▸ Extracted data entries

══════

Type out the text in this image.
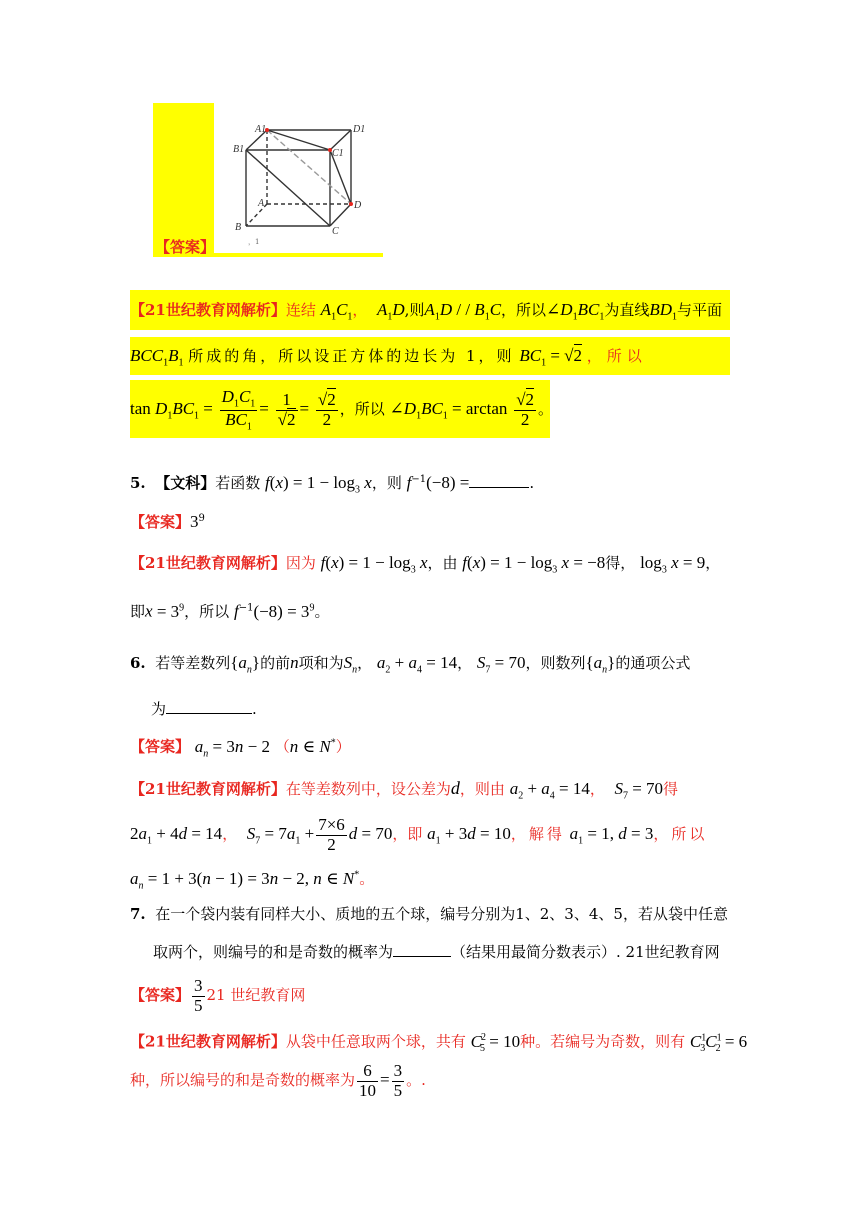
【答案】
A1	D1
B1	C1
A	D
B	C
，1
【21世纪教育网解析】连结 $A_1C_1$， $A_1D$,则$A_1D$ / / $B_1C$，所以$\angle D_1BC_1$为直线$BD_1$与平面
$BCC_1B_1$ 所成的角，所以设正方体的边长为 1，则 $BC_1 = √2$ ，所以
$\tan D_1BC_1 = \frac{D_1C_1}{BC_1} = \frac{1}{√2} = \frac{√2}{2}$ ，所以 $\angle D_1BC_1 = \arctan \frac{√2}{2}$ 。
5. 【文科】若函数 $f(x) = 1 - \log_3 x$，则 $f^{-1}(-8)$ =	.
【答案】$3^9$
【21世纪教育网解析】因为 $f(x) = 1 - \log_3 x$，由 $f(x) = 1 - \log_3 x = -8$得， $\log_3 x = 9$，
即$x = 3^9$，所以 $f^{-1}(-8) = 3^9$。
6. 若等差数列$\{a_n\}$的前n项和为$S_n$， $a_2 + a_4 = 14$， $S_7 = 70$，则数列$\{a_n\}$的通项公式
为	.
【答案】 $a_n = 3n - 2$ （n ∈ N*）
【21世纪教育网解析】在等差数列中，设公差为d，则由 $a_2 + a_4 = 14$， $S_7 = 70$得
$2a_1 + 4d = 14$， $S_7 = 7a_1 + \frac{7\times 6}{2}$ d = 70，即 $a_1 + 3d = 10$，解得 $a_1 = 1$, d = 3，所以
$a_n = 1 + 3(n - 1) = 3n - 2$, n ∈ N*。
7. 在一个袋内装有同样大小、质地的五个球，编号分别为1、2、3、4、5，若从袋中任意
取两个，则编号的和是奇数的概率为	（结果用最简分数表示）. 21世纪教育网
【答案】 $\frac{3}{5} 21$ 世纪教育网
【21世纪教育网解析】从袋中任意取两个球，共有 $C^2_5 = 10$种。若编号为奇数，则有 $C^1_3C^1_2 = 6$
种，所以编号的和是奇数的概率为 $\frac{6}{10} = \frac{3}{5}$ 。.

══════

▸ Task description
Transcribe every entry word for word, but omit the pictures.

▸ Written answer
Type out the text in this image.
【答案】
A1	D1
B1	C1
A	D
B	C
，1
【21世纪教育网解析】连结 $A_1C_1$， $A_1D$,则$A_1D$ / / $B_1C$，所以$\angle D_1BC_1$为直线$BD_1$与平面
$BCC_1B_1$ 所成的角，所以设正方体的边长为 1，则 $BC_1 = √2$ ，所以
$\tan D_1BC_1 = \frac{D_1C_1}{BC_1} = \frac{1}{√2} = \frac{√2}{2}$ ，所以 $\angle D_1BC_1 = \arctan \frac{√2}{2}$ 。
5. 【文科】若函数 $f(x) = 1 - \log_3 x$，则 $f^{-1}(-8)$ =	.
【答案】$3^9$
【21世纪教育网解析】因为 $f(x) = 1 - \log_3 x$，由 $f(x) = 1 - \log_3 x = -8$得， $\log_3 x = 9$，
即$x = 3^9$，所以 $f^{-1}(-8) = 3^9$。
6. 若等差数列$\{a_n\}$的前n项和为$S_n$， $a_2 + a_4 = 14$， $S_7 = 70$，则数列$\{a_n\}$的通项公式
为	.
【答案】 $a_n = 3n - 2$ （n ∈ N*）
【21世纪教育网解析】在等差数列中，设公差为d，则由 $a_2 + a_4 = 14$， $S_7 = 70$得
$2a_1 + 4d = 14$， $S_7 = 7a_1 + \frac{7\times 6}{2}$ d = 70，即 $a_1 + 3d = 10$，解得 $a_1 = 1$, d = 3，所以
$a_n = 1 + 3(n - 1) = 3n - 2$, n ∈ N*。
7. 在一个袋内装有同样大小、质地的五个球，编号分别为1、2、3、4、5，若从袋中任意
取两个，则编号的和是奇数的概率为	（结果用最简分数表示）. 21世纪教育网
【答案】 $\frac{3}{5} 21$ 世纪教育网
【21世纪教育网解析】从袋中任意取两个球，共有 $C^2_5 = 10$种。若编号为奇数，则有 $C^1_3C^1_2 = 6$
种，所以编号的和是奇数的概率为 $\frac{6}{10} = \frac{3}{5}$ 。.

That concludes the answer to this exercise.